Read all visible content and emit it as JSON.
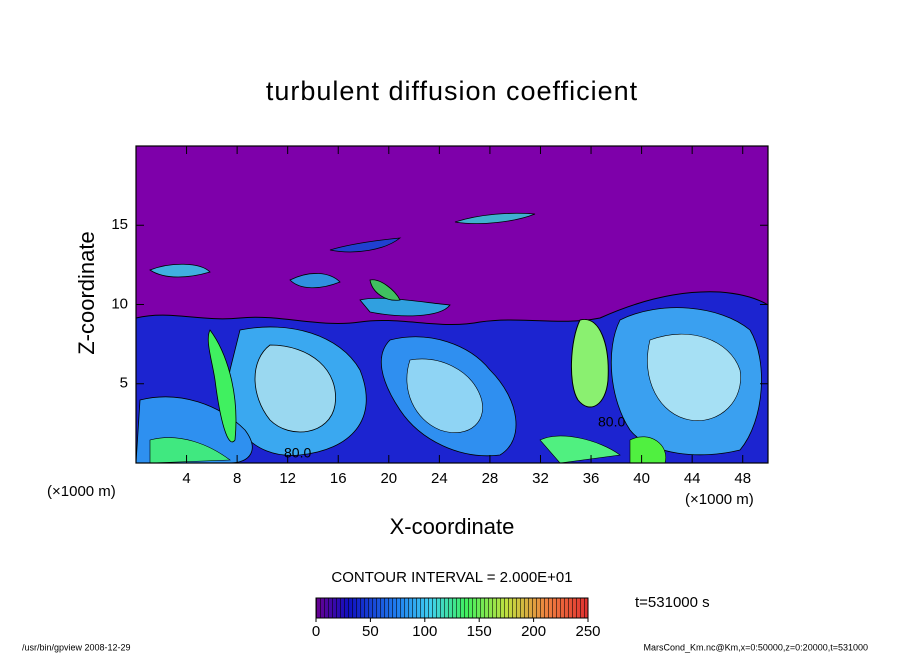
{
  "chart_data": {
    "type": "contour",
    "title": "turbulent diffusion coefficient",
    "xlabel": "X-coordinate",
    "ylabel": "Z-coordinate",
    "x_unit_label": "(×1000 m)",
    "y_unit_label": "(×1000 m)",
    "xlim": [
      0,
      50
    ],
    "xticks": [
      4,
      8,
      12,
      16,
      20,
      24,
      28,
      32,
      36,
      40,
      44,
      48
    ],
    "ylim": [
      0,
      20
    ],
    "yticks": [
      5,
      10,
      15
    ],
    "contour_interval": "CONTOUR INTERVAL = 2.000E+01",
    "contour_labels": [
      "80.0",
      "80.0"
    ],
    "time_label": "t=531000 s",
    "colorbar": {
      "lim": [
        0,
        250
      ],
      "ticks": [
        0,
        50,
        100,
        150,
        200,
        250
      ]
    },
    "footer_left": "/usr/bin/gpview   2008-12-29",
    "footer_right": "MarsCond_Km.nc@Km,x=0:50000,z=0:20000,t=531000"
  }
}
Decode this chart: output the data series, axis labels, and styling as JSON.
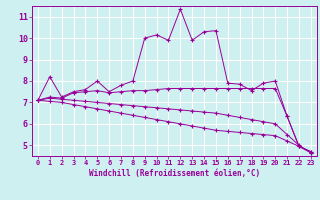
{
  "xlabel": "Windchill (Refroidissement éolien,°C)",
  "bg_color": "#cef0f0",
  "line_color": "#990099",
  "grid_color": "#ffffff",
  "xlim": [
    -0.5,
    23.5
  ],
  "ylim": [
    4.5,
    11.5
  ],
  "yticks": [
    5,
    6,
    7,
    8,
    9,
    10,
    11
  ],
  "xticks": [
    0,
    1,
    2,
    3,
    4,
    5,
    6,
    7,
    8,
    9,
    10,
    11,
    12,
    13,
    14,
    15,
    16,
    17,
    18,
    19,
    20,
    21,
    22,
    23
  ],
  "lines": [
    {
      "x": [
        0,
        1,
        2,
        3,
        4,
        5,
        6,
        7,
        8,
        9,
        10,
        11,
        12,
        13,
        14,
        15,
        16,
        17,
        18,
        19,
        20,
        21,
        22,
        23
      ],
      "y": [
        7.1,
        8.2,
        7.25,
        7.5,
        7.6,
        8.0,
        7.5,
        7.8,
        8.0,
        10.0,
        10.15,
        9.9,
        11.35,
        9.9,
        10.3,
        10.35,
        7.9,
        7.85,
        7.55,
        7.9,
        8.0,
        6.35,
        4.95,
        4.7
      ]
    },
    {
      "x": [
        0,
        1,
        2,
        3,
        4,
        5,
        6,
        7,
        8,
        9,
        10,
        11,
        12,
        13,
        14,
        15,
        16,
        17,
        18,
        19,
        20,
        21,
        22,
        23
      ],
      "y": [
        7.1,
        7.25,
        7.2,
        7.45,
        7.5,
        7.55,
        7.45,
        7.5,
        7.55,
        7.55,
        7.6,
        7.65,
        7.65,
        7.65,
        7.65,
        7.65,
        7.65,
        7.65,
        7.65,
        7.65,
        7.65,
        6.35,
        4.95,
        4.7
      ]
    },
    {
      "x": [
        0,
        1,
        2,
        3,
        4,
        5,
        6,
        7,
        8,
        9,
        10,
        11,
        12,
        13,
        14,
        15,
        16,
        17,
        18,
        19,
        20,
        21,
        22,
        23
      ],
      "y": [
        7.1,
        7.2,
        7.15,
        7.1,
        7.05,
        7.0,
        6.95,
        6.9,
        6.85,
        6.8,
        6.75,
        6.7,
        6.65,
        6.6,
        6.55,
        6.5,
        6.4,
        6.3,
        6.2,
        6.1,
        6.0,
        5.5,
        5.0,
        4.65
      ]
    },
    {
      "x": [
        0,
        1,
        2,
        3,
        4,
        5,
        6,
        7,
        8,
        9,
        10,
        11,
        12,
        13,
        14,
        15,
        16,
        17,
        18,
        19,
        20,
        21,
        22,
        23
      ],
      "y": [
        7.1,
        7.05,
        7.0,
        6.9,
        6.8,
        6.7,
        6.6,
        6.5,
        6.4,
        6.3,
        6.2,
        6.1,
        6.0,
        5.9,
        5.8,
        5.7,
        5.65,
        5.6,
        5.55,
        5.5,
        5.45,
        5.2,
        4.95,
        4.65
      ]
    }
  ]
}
-*-*-
■ **Brief**:
Locate the lines above that hold the word "JSON". Show every one of them.

■ **Answer to the exercise**:
Read all visible content and emit it as JSON.
Decode this chart: output the data series, axis labels, and styling as JSON.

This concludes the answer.